__WHAT TO WORK ON__.
Copy each line of the data that has "amount" in it.

__RECORDS__.
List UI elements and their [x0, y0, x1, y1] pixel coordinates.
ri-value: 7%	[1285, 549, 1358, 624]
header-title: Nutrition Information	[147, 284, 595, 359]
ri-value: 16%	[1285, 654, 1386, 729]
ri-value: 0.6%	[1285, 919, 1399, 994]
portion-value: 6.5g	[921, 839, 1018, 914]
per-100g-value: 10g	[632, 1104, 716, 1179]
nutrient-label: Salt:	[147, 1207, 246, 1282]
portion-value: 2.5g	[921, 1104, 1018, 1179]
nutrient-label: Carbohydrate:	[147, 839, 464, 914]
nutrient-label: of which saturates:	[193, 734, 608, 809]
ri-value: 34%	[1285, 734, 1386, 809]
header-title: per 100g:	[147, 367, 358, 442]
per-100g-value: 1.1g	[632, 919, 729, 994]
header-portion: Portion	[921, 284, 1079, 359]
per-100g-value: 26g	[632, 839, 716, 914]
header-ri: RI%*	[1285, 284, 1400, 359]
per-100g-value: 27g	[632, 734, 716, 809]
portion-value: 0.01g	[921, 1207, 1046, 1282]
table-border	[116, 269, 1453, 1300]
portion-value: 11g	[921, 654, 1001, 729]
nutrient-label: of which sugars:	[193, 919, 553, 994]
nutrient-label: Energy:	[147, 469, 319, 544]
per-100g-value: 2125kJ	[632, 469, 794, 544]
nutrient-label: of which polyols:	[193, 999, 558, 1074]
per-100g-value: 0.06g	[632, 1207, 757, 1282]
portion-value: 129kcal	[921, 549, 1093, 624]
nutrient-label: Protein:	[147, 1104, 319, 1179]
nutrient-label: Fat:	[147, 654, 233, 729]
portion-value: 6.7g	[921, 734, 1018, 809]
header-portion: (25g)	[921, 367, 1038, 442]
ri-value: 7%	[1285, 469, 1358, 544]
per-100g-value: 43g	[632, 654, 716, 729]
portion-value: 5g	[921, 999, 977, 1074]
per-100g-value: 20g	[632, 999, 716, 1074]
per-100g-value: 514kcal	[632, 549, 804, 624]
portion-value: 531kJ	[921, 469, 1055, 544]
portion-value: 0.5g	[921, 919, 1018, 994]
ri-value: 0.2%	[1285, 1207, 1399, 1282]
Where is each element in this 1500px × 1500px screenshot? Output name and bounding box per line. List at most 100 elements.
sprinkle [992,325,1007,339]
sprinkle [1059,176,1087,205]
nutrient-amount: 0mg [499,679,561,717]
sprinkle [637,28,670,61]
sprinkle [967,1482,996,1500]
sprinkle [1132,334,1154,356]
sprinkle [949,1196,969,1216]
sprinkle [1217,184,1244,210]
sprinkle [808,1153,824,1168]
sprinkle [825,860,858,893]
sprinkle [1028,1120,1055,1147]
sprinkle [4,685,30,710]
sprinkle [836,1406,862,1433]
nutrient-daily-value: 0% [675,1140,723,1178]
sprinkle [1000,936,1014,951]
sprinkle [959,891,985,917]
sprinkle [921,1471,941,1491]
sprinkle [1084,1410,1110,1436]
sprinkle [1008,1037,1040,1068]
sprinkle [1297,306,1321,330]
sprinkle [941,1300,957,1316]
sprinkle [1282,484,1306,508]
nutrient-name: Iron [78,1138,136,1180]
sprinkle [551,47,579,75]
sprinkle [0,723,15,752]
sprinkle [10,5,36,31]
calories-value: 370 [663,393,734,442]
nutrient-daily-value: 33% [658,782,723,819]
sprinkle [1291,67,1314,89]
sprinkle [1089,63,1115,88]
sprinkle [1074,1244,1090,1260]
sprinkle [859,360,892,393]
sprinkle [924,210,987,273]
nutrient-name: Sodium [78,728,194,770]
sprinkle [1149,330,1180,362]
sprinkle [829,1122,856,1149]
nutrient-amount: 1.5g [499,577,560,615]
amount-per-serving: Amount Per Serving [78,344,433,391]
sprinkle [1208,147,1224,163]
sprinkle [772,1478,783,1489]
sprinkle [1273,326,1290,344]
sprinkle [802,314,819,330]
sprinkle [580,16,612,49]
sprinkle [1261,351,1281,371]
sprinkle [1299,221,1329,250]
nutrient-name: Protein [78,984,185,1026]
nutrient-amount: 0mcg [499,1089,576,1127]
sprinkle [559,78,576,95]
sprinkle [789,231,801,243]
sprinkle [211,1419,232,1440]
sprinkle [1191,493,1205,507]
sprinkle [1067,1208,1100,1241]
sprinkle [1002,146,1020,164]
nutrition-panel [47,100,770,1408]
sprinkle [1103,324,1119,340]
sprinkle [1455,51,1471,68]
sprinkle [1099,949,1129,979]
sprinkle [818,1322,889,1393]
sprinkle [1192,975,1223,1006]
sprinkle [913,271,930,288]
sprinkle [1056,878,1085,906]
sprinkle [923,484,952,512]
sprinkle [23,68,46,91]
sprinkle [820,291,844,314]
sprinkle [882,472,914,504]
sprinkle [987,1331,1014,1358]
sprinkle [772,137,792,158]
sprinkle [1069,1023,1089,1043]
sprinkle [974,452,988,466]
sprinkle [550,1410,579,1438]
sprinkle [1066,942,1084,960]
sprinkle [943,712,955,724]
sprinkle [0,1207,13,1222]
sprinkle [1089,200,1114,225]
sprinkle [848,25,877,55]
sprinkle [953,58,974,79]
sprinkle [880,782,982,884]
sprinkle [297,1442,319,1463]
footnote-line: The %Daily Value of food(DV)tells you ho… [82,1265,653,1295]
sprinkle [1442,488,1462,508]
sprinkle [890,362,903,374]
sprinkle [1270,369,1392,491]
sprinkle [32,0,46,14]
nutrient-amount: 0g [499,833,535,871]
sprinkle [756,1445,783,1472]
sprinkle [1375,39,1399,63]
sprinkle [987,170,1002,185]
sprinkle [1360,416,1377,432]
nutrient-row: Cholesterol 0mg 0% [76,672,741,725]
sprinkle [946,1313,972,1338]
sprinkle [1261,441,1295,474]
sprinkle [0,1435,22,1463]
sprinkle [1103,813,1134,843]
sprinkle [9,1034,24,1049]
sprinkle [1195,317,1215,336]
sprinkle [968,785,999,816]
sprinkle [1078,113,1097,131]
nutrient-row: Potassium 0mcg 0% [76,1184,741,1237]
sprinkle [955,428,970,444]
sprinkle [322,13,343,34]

__YOUR RESPONSE__.
nutrient-amount: 0mg [499,679,561,717]
nutrient-amount: 1.5g [499,577,560,615]
amount-per-serving: Amount Per Serving [78,344,433,391]
nutrient-amount: 0mcg [499,1089,576,1127]
nutrient-amount: 0g [499,833,535,871]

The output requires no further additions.